**What the task asks:**
Please transcribe the listing below in full and word for word, without its pictures.

[Begin]

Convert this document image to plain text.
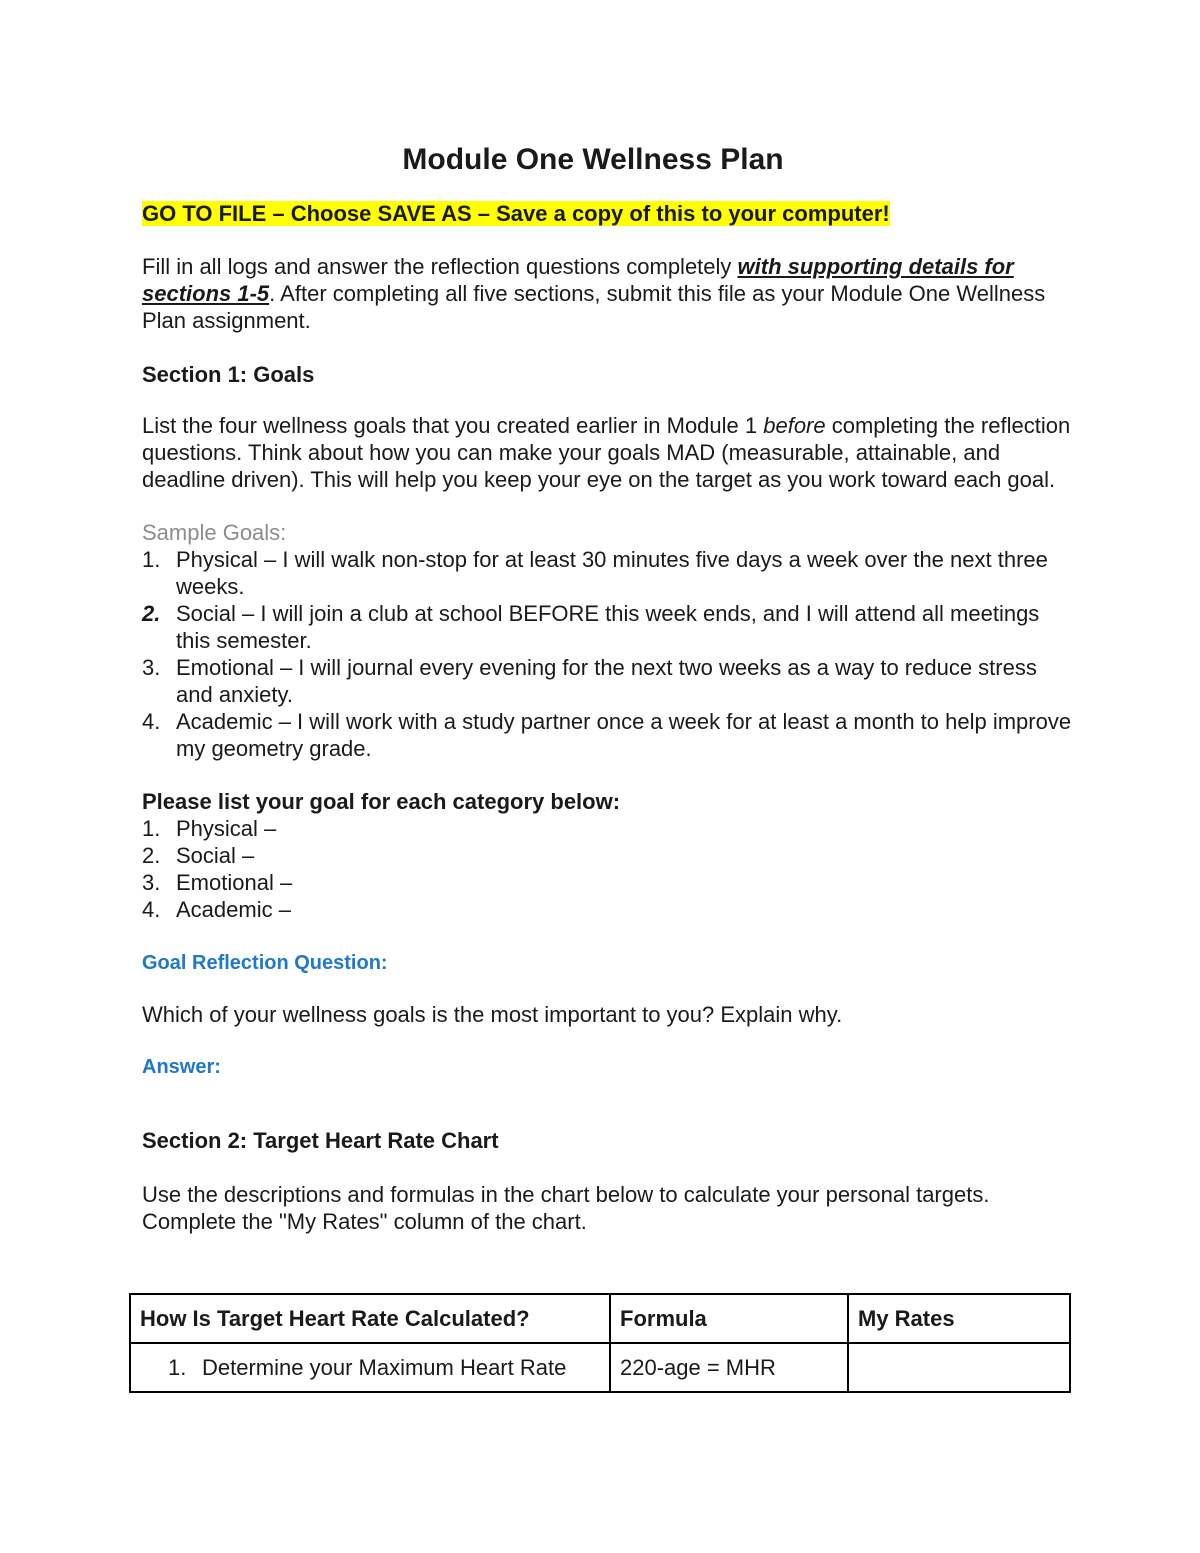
Module One Wellness Plan

GO TO FILE – Choose SAVE AS – Save a copy of this to your computer!

Fill in all logs and answer the reflection questions completely with supporting details for sections 1-5. After completing all five sections, submit this file as your Module One Wellness Plan assignment.

Section 1: Goals

List the four wellness goals that you created earlier in Module 1 before completing the reflection questions. Think about how you can make your goals MAD (measurable, attainable, and deadline driven). This will help you keep your eye on the target as you work toward each goal.

Sample Goals:

1. Physical – I will walk non-stop for at least 30 minutes five days a week over the next three weeks.
2. Social – I will join a club at school BEFORE this week ends, and I will attend all meetings this semester.
3. Emotional – I will journal every evening for the next two weeks as a way to reduce stress and anxiety.
4. Academic – I will work with a study partner once a week for at least a month to help improve my geometry grade.

Please list your goal for each category below:

1. Physical –
2. Social –
3. Emotional –
4. Academic –

Goal Reflection Question:

Which of your wellness goals is the most important to you? Explain why.

Answer:

Section 2: Target Heart Rate Chart

Use the descriptions and formulas in the chart below to calculate your personal targets. Complete the "My Rates" column of the chart.

How Is Target Heart Rate Calculated?	Formula	My Rates
1. Determine your Maximum Heart Rate	220-age = MHR	
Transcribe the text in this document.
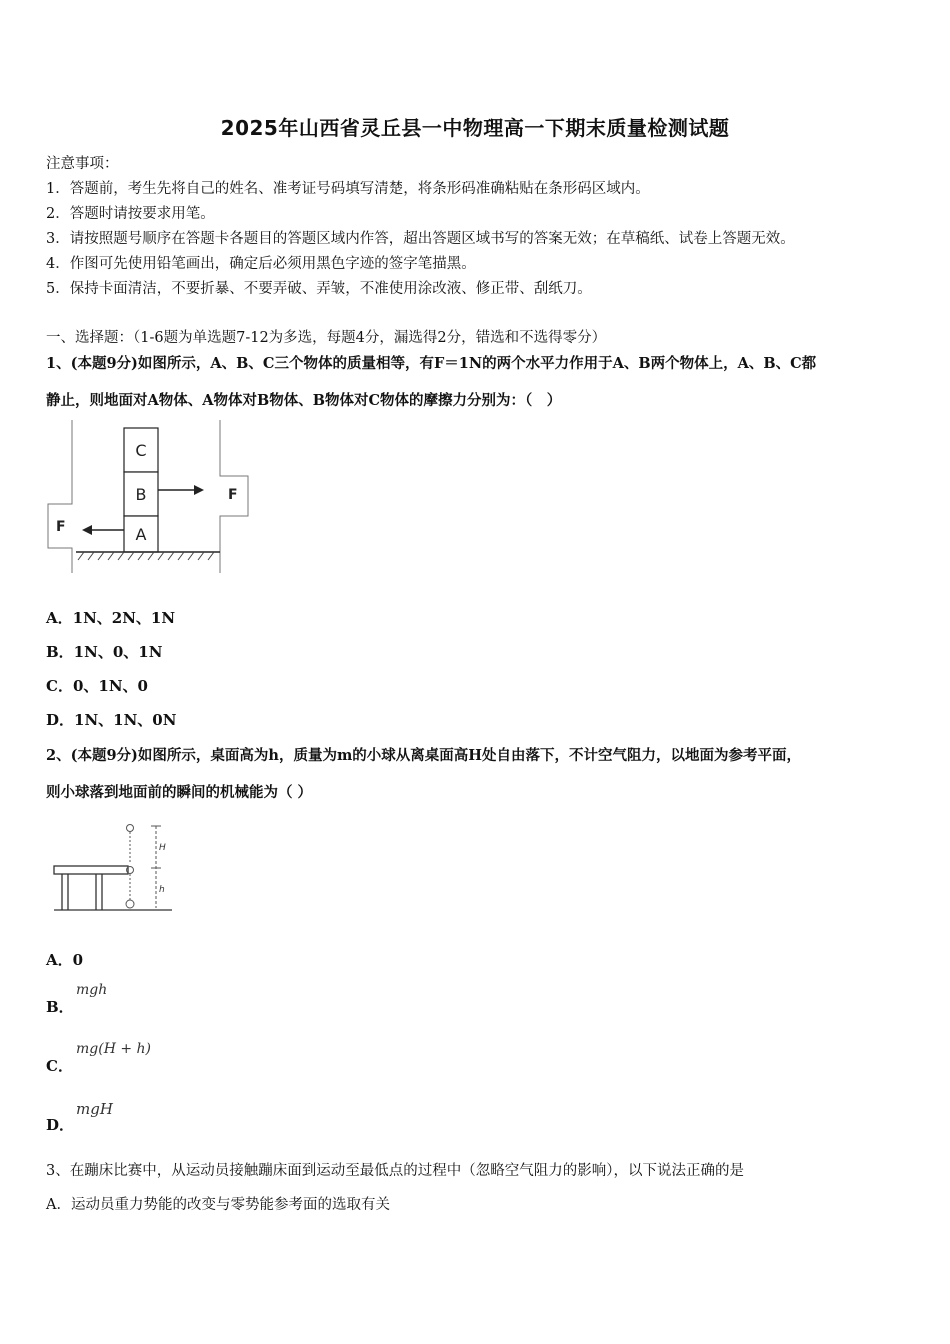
2025年山西省灵丘县一中物理高一下期末质量检测试题
注意事项：
1．答题前，考生先将自己的姓名、准考证号码填写清楚，将条形码准确粘贴在条形码区域内。
2．答题时请按要求用笔。
3．请按照题号顺序在答题卡各题目的答题区域内作答，超出答题区域书写的答案无效；在草稿纸、试卷上答题无效。
4．作图可先使用铅笔画出，确定后必须用黑色字迹的签字笔描黑。
5．保持卡面清洁，不要折暴、不要弄破、弄皱，不准使用涂改液、修正带、刮纸刀。
一、选择题：（1-6题为单选题7-12为多选，每题4分，漏选得2分，错选和不选得零分）
1、(本题9分)如图所示，A、B、C三个物体的质量相等，有F＝1N的两个水平力作用于A、B两个物体上，A、B、C都
静止，则地面对A物体、A物体对B物体、B物体对C物体的摩擦力分别为：（　）
C
B
A
F
F
A．1N、2N、1N
B．1N、0、1N
C．0、1N、0
D．1N、1N、0N
2、(本题9分)如图所示，桌面高为h，质量为m的小球从离桌面高H处自由落下，不计空气阻力，以地面为参考平面，
则小球落到地面前的瞬间的机械能为（ ）
H
h
A．0
mgh
B．
mg(H + h)
C．
mgH
D．
3、在蹦床比赛中，从运动员接触蹦床面到运动至最低点的过程中（忽略空气阻力的影响），以下说法正确的是
A．运动员重力势能的改变与零势能参考面的选取有关
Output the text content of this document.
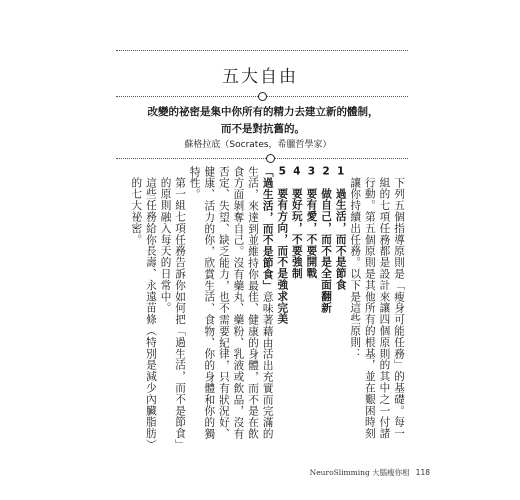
五大自由
改變的祕密是集中你所有的精力去建立新的體制，
而不是對抗舊的。
蘇格拉底（Socrates，希臘哲學家）
下列五個指導原則是「瘦身可能任務」的基礎。每一組的七項任務都是設計來讓四個原則的其中之一付諸行動。第五個原則是其他所有的根基，並在艱困時刻讓你持續出任務。以下是這些原則：
1　過生活，而不是節食
2　做自己，而不是全面翻新
3　要有愛，不要開戰
4　要好玩，不要強制
5　要有方向，而不是強求完美
「過生活，而不是節食」意味著藉由活出充實而完滿的生活，來達到並維持你最佳、健康的身體，而不是在飲食方面剝奪自己。沒有藥丸、藥粉、乳液或飲品，沒有否定、失望、缺乏能力，也不需要紀律，只有狀況好、健康、活力的你，欣賞生活、食物、你的身體和你的獨特性。
第一組七項任務告訴你如何把「過生活，而不是節食」的原則融入每天的日常中。
這些任務給你長壽、永遠苗條（特別是減少內臟脂肪）的七大祕密。
NeuroSlimming 大腦瘦你相 118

[End]

**Exercise answer:**
Convert this document image to plain text.
Module One Wellness Plan

GO TO FILE – Choose SAVE AS – Save a copy of this to your computer!

Fill in all logs and answer the reflection questions completely with supporting details for sections 1-5. After completing all five sections, submit this file as your Module One Wellness Plan assignment.

Section 1: Goals

List the four wellness goals that you created earlier in Module 1 before completing the reflection questions. Think about how you can make your goals MAD (measurable, attainable, and deadline driven). This will help you keep your eye on the target as you work toward each goal.

Sample Goals:

1. Physical – I will walk non-stop for at least 30 minutes five days a week over the next three weeks.
2. Social – I will join a club at school BEFORE this week ends, and I will attend all meetings this semester.
3. Emotional – I will journal every evening for the next two weeks as a way to reduce stress and anxiety.
4. Academic – I will work with a study partner once a week for at least a month to help improve my geometry grade.

Please list your goal for each category below:

1. Physical –
2. Social –
3. Emotional –
4. Academic –

Goal Reflection Question:

Which of your wellness goals is the most important to you? Explain why.

Answer:

Section 2: Target Heart Rate Chart

Use the descriptions and formulas in the chart below to calculate your personal targets. Complete the "My Rates" column of the chart.

How Is Target Heart Rate Calculated?	Formula	My Rates
1. Determine your Maximum Heart Rate	220-age = MHR	
Transcribe the text in this document.
2025年山西省灵丘县一中物理高一下期末质量检测试题
注意事项：
1．答题前，考生先将自己的姓名、准考证号码填写清楚，将条形码准确粘贴在条形码区域内。
2．答题时请按要求用笔。
3．请按照题号顺序在答题卡各题目的答题区域内作答，超出答题区域书写的答案无效；在草稿纸、试卷上答题无效。
4．作图可先使用铅笔画出，确定后必须用黑色字迹的签字笔描黑。
5．保持卡面清洁，不要折暴、不要弄破、弄皱，不准使用涂改液、修正带、刮纸刀。
一、选择题：（1-6题为单选题7-12为多选，每题4分，漏选得2分，错选和不选得零分）
1、(本题9分)如图所示，A、B、C三个物体的质量相等，有F＝1N的两个水平力作用于A、B两个物体上，A、B、C都
静止，则地面对A物体、A物体对B物体、B物体对C物体的摩擦力分别为：（　）
C
B
A
F
F
A．1N、2N、1N
B．1N、0、1N
C．0、1N、0
D．1N、1N、0N
2、(本题9分)如图所示，桌面高为h，质量为m的小球从离桌面高H处自由落下，不计空气阻力，以地面为参考平面，
则小球落到地面前的瞬间的机械能为（ ）
H
h
A．0
mgh
B．
mg(H + h)
C．
mgH
D．
3、在蹦床比赛中，从运动员接触蹦床面到运动至最低点的过程中（忽略空气阻力的影响），以下说法正确的是
A．运动员重力势能的改变与零势能参考面的选取有关
Output the text content of this document.
五大自由
改變的祕密是集中你所有的精力去建立新的體制，
而不是對抗舊的。
蘇格拉底（Socrates，希臘哲學家）
下列五個指導原則是「瘦身可能任務」的基礎。每一組的七項任務都是設計來讓四個原則的其中之一付諸行動。第五個原則是其他所有的根基，並在艱困時刻讓你持續出任務。以下是這些原則：
1　過生活，而不是節食
2　做自己，而不是全面翻新
3　要有愛，不要開戰
4　要好玩，不要強制
5　要有方向，而不是強求完美
「過生活，而不是節食」意味著藉由活出充實而完滿的生活，來達到並維持你最佳、健康的身體，而不是在飲食方面剝奪自己。沒有藥丸、藥粉、乳液或飲品，沒有否定、失望、缺乏能力，也不需要紀律，只有狀況好、健康、活力的你，欣賞生活、食物、你的身體和你的獨特性。
第一組七項任務告訴你如何把「過生活，而不是節食」的原則融入每天的日常中。
這些任務給你長壽、永遠苗條（特別是減少內臟脂肪）的七大祕密。
NeuroSlimming 大腦瘦你相 118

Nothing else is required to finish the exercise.